## SET PROBLEM
Copy the lines of the listing below without any change, starting at the line that contains "- data-point-marker: [430, 65, 445, 78]" and ending after the line that contains "- marker-stroke: [497, 159, 512, 174]".

[A block of data]
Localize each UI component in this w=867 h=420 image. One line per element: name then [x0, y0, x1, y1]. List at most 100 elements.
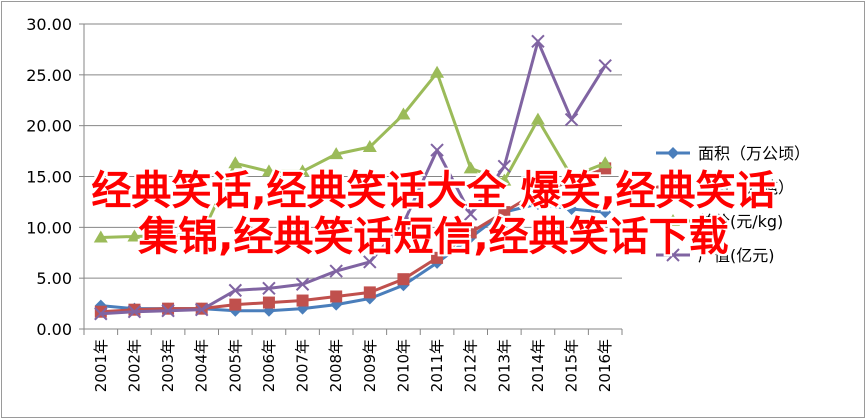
- data-point-marker: [430, 65, 445, 78]
- data-point-marker: [531, 34, 545, 48]
- legend-entry: 产值(亿元): [656, 246, 775, 265]
- data-point-marker: [564, 169, 579, 182]
- x-tick-label: 2009年: [361, 339, 379, 392]
- x-tick-label: 2005年: [226, 339, 244, 392]
- data-point-marker: [228, 283, 243, 298]
- marker-stroke: [598, 58, 612, 73]
- legend-entry: 单价(元/kg): [656, 212, 783, 231]
- x-tick-label: 2011年: [428, 339, 446, 392]
- data-point-marker: [463, 207, 478, 221]
- series-line: [100, 71, 606, 239]
- data-point-marker: [565, 203, 578, 216]
- data-point-marker: [666, 214, 680, 226]
- legend-label: 产值(亿元): [698, 246, 775, 265]
- marker-stroke: [329, 264, 343, 278]
- y-tick-label: 0.00: [36, 320, 72, 339]
- x-tick-label: 2002年: [125, 339, 143, 392]
- marker-stroke: [463, 207, 478, 221]
- marker-stroke: [497, 159, 512, 174]
- data-point-marker: [531, 197, 544, 210]
- data-point-marker: [497, 173, 512, 186]
- data-point-marker: [430, 143, 444, 157]
- data-point-marker: [94, 307, 108, 321]
- data-point-marker: [194, 302, 209, 317]
- data-point-marker: [161, 228, 176, 241]
- series-layer: [93, 34, 613, 321]
- marker-stroke: [228, 283, 243, 298]
- data-point-marker: [667, 147, 679, 159]
- legend: 面积（万公顷） 产量（万吨） 单价(元/kg) 产值(亿元): [656, 144, 810, 265]
- watermark-text-line-2: 集锦,经典笑话短信,经典笑话下载: [138, 214, 729, 260]
- x-tick-label: 2013年: [495, 339, 513, 392]
- data-point-marker: [598, 58, 612, 73]
- x-tick-label: 2008年: [327, 339, 345, 392]
- watermark-text-line-1: 经典笑话,经典笑话大全 爆笑,经典笑话: [91, 168, 776, 214]
- data-point-marker: [497, 159, 512, 174]
- data-point-marker: [666, 248, 680, 262]
- data-point-marker: [161, 303, 175, 318]
- data-point-marker: [262, 281, 276, 296]
- x-tick-label: 2010年: [394, 339, 412, 392]
- marker-stroke: [430, 143, 444, 157]
- data-point-marker: [128, 303, 141, 316]
- legend-entry: 面积（万公顷）: [656, 144, 810, 163]
- marker-stroke: [262, 281, 276, 296]
- data-point-marker: [564, 112, 579, 127]
- x-tick-label: 2012年: [462, 339, 480, 392]
- data-point-marker: [531, 185, 544, 198]
- axes: 0.00 5.00 10.00 15.00 20.00 25.00 30.00 2001年 20…: [26, 15, 623, 392]
- y-tick-label: 25.00: [26, 66, 72, 85]
- data-point-marker: [363, 286, 376, 299]
- data-point-marker: [667, 181, 679, 193]
- marker-stroke: [531, 34, 545, 48]
- x-tick-label: 2016年: [596, 339, 614, 392]
- data-point-marker: [599, 206, 612, 219]
- data-point-marker: [396, 216, 411, 230]
- series-4: [94, 34, 612, 321]
- marker-stroke: [295, 277, 310, 291]
- data-point-marker: [295, 164, 310, 177]
- y-tick-label: 30.00: [26, 15, 72, 34]
- data-point-marker: [330, 290, 343, 303]
- legend-label: 单价(元/kg): [698, 212, 783, 231]
- data-point-marker: [194, 227, 209, 240]
- data-point-marker: [127, 229, 142, 242]
- data-point-marker: [397, 273, 410, 286]
- x-tick-label: 2007年: [294, 339, 312, 392]
- x-tick-label: 2015年: [563, 339, 581, 392]
- marker-stroke: [194, 302, 209, 317]
- y-tick-label: 20.00: [26, 117, 72, 136]
- data-point-marker: [296, 294, 309, 307]
- y-tick-label: 5.00: [36, 269, 72, 288]
- data-point-marker: [229, 298, 242, 311]
- data-point-marker: [396, 107, 411, 120]
- x-tick-label: 2006年: [260, 339, 278, 392]
- marker-stroke: [666, 248, 680, 262]
- gridlines: [84, 23, 622, 279]
- x-tick-label: 2014年: [529, 339, 547, 392]
- data-point-marker: [93, 230, 108, 243]
- data-point-marker: [329, 147, 344, 160]
- data-point-marker: [295, 277, 310, 291]
- series-3: [93, 65, 613, 243]
- data-point-marker: [94, 305, 107, 318]
- data-point-marker: [463, 161, 478, 174]
- data-point-marker: [162, 302, 175, 315]
- marker-stroke: [396, 216, 411, 230]
- data-point-marker: [362, 140, 377, 153]
- marker-stroke: [94, 307, 108, 321]
- legend-label: 面积（万公顷）: [698, 144, 810, 163]
- data-point-marker: [530, 112, 545, 125]
- legend-entry: 产量（万吨）: [656, 178, 794, 197]
- x-tick-label: 2004年: [193, 339, 211, 392]
- data-point-marker: [329, 264, 343, 278]
- y-tick-label: 15.00: [26, 168, 72, 187]
- data-point-marker: [498, 206, 511, 219]
- x-tick-label: 2001年: [92, 339, 110, 392]
- data-point-marker: [228, 156, 243, 169]
- marker-stroke: [564, 112, 579, 127]
- marker-stroke: [161, 303, 175, 318]
- data-point-marker: [598, 156, 613, 169]
- data-point-marker: [464, 226, 477, 239]
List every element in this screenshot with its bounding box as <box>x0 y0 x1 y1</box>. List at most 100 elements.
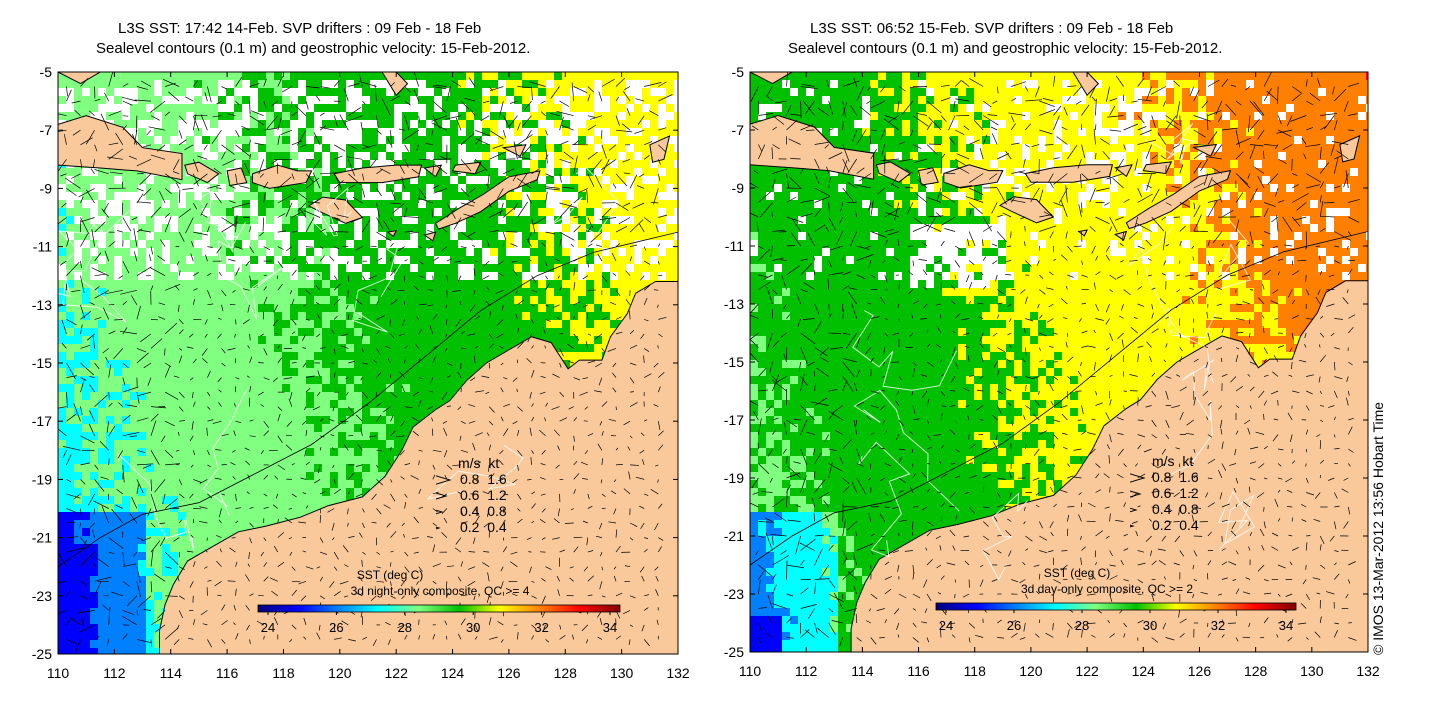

## FINISHED ANSWER
- data-point-marker: [430, 65, 445, 78]
- data-point-marker: [531, 34, 545, 48]
- legend-entry: 产值(亿元): [656, 246, 775, 265]
- data-point-marker: [564, 169, 579, 182]
- x-tick-label: 2009年: [361, 339, 379, 392]
- x-tick-label: 2005年: [226, 339, 244, 392]
- data-point-marker: [228, 283, 243, 298]
- marker-stroke: [598, 58, 612, 73]
- legend-entry: 单价(元/kg): [656, 212, 783, 231]
- x-tick-label: 2011年: [428, 339, 446, 392]
- data-point-marker: [463, 207, 478, 221]
- series-line: [100, 71, 606, 239]
- data-point-marker: [565, 203, 578, 216]
- data-point-marker: [666, 214, 680, 226]
- legend-label: 产值(亿元): [698, 246, 775, 265]
- marker-stroke: [329, 264, 343, 278]
- y-tick-label: 0.00: [36, 320, 72, 339]
- x-tick-label: 2002年: [125, 339, 143, 392]
- marker-stroke: [463, 207, 478, 221]
- marker-stroke: [497, 159, 512, 174]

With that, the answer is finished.